[Excerpt from a dataset]
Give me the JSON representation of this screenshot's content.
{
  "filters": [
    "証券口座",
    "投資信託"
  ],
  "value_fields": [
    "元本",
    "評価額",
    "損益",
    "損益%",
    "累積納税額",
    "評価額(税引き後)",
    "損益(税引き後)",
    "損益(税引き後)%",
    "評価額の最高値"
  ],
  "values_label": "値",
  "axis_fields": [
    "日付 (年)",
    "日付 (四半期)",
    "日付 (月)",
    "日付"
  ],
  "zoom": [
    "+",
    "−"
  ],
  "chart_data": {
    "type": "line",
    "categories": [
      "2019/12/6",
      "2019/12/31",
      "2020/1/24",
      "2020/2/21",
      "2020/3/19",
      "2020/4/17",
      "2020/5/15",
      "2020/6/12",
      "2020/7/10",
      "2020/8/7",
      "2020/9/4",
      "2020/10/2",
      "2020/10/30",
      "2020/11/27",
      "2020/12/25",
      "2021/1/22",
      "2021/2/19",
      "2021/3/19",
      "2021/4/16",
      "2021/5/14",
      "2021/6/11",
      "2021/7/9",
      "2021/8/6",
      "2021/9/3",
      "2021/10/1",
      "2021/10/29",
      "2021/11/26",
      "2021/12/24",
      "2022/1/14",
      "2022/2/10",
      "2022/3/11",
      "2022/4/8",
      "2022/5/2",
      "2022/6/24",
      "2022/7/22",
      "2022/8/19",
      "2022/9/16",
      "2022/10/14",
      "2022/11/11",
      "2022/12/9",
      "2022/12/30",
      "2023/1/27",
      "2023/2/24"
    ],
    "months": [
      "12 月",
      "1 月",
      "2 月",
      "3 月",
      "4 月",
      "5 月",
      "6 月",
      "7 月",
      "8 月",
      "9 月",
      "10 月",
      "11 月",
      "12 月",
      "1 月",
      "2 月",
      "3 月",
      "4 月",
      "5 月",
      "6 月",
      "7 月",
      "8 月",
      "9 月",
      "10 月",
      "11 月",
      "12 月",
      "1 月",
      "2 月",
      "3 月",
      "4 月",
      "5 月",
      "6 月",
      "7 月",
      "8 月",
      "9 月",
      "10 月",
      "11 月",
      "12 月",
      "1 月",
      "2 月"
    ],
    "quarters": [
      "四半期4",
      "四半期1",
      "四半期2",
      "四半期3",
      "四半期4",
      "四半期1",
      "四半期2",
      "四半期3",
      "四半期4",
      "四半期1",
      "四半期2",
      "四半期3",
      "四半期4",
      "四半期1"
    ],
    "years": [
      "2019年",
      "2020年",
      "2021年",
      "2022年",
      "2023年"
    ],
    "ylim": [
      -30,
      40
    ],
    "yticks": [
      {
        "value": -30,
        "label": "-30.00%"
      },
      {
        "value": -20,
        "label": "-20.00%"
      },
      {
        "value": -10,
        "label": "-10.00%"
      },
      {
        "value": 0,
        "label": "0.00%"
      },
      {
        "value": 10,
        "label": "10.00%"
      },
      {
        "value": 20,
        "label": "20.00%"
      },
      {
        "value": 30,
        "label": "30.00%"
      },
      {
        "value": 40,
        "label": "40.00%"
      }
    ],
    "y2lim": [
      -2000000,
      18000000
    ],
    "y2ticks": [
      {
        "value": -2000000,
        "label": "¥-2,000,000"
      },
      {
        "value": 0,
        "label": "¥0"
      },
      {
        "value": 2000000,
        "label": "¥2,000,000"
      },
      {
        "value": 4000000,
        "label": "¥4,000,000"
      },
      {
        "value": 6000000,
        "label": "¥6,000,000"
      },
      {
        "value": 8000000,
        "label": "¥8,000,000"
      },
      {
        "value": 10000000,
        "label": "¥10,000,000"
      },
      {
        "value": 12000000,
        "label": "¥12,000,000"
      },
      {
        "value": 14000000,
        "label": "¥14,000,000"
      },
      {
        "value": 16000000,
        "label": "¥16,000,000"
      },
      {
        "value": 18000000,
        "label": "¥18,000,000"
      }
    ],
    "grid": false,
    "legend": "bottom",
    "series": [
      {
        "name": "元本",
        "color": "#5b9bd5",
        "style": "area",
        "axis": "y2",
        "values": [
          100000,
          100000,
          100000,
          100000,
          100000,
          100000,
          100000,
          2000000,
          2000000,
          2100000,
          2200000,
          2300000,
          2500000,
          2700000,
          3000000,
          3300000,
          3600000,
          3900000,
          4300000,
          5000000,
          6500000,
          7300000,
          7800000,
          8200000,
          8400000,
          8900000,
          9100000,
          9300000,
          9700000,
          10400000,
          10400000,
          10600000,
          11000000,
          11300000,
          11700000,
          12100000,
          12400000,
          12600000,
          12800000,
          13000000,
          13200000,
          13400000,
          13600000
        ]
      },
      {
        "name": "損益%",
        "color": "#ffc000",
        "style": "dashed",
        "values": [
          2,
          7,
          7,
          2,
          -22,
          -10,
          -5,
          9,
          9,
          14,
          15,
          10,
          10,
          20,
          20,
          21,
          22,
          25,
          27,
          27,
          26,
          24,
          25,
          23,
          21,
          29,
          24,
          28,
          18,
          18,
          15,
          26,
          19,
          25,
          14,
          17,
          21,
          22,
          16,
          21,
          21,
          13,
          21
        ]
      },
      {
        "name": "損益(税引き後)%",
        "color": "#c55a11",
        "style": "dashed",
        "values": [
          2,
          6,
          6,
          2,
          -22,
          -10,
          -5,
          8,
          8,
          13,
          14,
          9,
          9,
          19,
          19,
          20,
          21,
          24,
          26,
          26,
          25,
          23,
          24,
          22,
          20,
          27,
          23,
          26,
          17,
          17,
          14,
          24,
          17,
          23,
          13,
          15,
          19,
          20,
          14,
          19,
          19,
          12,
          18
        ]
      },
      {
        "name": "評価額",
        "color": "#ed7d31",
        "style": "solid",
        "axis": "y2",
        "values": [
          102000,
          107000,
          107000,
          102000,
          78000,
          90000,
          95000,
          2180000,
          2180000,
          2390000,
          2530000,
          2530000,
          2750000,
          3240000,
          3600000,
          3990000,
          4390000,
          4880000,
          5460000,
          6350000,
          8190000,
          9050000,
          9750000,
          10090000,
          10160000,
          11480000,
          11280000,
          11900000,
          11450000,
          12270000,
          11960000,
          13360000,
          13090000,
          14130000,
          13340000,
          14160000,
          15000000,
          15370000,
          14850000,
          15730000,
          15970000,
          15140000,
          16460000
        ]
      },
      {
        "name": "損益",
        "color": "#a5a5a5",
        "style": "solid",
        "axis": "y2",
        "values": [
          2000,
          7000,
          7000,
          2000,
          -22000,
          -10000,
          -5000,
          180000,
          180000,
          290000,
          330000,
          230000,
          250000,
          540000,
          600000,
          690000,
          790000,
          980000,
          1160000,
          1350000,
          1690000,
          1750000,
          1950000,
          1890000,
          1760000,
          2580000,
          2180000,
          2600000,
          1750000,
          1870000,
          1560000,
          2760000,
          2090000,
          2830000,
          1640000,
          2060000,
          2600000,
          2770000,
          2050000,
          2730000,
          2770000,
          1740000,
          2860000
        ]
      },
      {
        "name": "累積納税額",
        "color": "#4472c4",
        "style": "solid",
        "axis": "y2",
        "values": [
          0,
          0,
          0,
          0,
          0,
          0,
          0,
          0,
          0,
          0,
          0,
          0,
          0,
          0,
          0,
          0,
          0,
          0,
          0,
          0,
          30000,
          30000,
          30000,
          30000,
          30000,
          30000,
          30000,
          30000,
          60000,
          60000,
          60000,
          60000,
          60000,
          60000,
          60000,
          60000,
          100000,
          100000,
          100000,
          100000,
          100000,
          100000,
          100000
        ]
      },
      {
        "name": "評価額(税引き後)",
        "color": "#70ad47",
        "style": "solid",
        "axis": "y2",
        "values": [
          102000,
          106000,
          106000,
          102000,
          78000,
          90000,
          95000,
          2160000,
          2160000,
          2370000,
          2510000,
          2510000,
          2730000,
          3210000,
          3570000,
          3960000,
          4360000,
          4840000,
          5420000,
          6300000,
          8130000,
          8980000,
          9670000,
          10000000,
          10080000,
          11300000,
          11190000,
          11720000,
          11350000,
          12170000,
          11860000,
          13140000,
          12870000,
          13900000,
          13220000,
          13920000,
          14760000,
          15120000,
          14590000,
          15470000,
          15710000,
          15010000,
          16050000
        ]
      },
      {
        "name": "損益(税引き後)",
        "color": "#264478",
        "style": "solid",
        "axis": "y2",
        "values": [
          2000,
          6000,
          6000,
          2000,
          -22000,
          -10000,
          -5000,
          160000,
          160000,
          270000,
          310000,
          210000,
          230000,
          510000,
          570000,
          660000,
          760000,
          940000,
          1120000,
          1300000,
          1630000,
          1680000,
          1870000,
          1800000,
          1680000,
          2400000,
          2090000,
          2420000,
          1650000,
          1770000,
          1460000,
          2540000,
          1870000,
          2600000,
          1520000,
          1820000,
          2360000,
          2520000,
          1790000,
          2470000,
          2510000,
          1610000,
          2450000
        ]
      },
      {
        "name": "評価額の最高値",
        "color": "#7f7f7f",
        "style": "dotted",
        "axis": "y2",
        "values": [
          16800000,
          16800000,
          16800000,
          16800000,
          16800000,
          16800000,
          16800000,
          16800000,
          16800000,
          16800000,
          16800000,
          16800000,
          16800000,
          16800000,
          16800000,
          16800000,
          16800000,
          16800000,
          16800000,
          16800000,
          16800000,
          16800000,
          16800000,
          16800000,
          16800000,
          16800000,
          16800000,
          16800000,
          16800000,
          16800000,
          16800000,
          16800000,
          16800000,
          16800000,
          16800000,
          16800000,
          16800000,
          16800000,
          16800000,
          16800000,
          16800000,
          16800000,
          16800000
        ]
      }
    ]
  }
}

WHAT YOU ARE ASKED TO DO: Give the number of lines that hold the word "税引き後" in these records, with nothing added.

SOLUTION BELOW: 6